Copy the article on Dutch food reformulation between "Meanwhile, there was" and "can be downloaded here​.", inclusive, swapping "sugar content" for "sugar levels".

» **TEXT SECTION**
===

Dutch success on salt reduction overshadowed by sugar and fat fails

By Niamh Michael

- Last updated on GMT

© iStock/mifilippo
© iStock/mifilippo

Related tags: Fat content, Nutrition

Dutch food manufacturers have successfully cut salt levels from many products but are dragging their feet on reformulation of sugar and saturated fat, according to a government report published earlier this month.

The study, commissioned by the Ministry of Health, Welfare and Sports (RIVM), found that the salt content in bread in 2016 was on average 19% lower than in 2011. Certain savoury sauces, soups, tinned vegetables and pulses and chips had between 12 and 26% less salt for the same period.

However, the average saturated fat content in most product types remained "virtually unchanged"​, according to the Nutrition Centre (Voedingcentruum). Some reductions were made for a few products while for others the saturated fat content increased, jumping by about 15% in ground beef and bratwurst and by 24% and 21% in shortbread and stroopwafels.

Meanwhile, there was no significant decrease in sugar content for any product tested between 2011 and 2016, the report said. There were a few increases in sugar content although these were not statistically significant.

The full report (in Dutch) can be downloaded here​.

Voluntary reformulation

Since 2014, the Netherlands has been carrying out a reformulation programme​ - the Agreement on Product Improvement - aims to improve the nation's health by cutting salt, sugar and fat levels across a range of products. It is scheduled to run until 2020.

The agreement, signed by the Federation of the Dutch Food Industry (FNLI), the Dutch Food Retail Organisation (CBL) and the Ministry of Health as well as catering associations, is monitored by RIVM based, in part, on industry-reported compliance.

The country’s consumer rights group, Consumentenbond, said the results showed a more intensive approach was needed to cutting out sugar, salt and saturated fat and making food healthier.“There are some small improvements in salt content, but no significant declines measured in saturated fat and sugar,” ​said Consumentenbond.

It called on the minister of health to Edith Schippers to follow the reformulation programmes in the UK and to make binding the decisions of the independent Scientific Advisory Committee (SAC).

===

» **PROVIDED INFORMATION**
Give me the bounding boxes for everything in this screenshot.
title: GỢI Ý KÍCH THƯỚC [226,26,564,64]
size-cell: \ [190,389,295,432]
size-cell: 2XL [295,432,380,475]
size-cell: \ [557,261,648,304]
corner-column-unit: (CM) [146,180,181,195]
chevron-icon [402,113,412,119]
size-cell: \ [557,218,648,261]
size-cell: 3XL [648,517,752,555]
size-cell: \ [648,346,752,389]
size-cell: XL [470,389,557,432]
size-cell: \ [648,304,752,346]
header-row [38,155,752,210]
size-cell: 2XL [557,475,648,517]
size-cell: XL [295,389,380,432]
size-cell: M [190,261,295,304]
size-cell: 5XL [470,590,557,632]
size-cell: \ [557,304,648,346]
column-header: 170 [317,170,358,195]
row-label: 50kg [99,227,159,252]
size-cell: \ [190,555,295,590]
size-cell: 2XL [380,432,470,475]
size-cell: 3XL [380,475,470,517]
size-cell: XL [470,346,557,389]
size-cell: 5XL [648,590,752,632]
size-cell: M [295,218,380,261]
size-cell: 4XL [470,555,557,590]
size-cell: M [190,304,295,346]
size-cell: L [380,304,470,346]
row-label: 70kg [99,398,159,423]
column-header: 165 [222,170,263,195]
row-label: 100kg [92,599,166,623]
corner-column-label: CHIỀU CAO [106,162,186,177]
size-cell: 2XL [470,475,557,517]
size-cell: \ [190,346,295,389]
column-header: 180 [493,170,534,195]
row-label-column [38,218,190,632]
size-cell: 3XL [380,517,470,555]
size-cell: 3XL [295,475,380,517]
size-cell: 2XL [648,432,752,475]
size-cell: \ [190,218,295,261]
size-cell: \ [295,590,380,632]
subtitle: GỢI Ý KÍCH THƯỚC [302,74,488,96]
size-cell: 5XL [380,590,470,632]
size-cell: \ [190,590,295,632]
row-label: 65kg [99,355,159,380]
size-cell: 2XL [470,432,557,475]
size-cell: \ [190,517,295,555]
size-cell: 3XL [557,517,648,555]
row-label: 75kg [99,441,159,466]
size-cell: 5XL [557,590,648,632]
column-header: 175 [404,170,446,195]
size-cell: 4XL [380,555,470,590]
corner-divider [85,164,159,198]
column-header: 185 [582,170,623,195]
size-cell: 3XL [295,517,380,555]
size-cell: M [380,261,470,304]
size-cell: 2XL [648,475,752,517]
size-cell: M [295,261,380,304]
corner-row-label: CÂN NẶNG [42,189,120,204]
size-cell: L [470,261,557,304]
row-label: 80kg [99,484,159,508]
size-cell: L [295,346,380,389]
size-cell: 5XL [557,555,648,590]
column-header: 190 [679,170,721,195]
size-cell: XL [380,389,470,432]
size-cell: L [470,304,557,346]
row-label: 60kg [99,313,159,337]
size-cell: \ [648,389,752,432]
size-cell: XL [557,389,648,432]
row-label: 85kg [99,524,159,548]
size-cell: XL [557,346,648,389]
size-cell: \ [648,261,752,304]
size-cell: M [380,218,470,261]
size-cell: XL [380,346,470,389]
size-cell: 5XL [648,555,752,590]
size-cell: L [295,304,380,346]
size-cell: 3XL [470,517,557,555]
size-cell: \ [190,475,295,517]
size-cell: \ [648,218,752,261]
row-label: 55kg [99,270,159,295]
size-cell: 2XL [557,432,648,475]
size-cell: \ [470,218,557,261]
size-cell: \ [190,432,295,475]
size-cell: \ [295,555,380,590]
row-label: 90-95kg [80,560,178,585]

===

» **FINAL ANSWER**
Meanwhile, there was no significant decrease in sugar levels for any product tested between 2011 and 2016, the report said. There were a few increases in sugar levels although these were not statistically significant.

The full report (in Dutch) can be downloaded here​.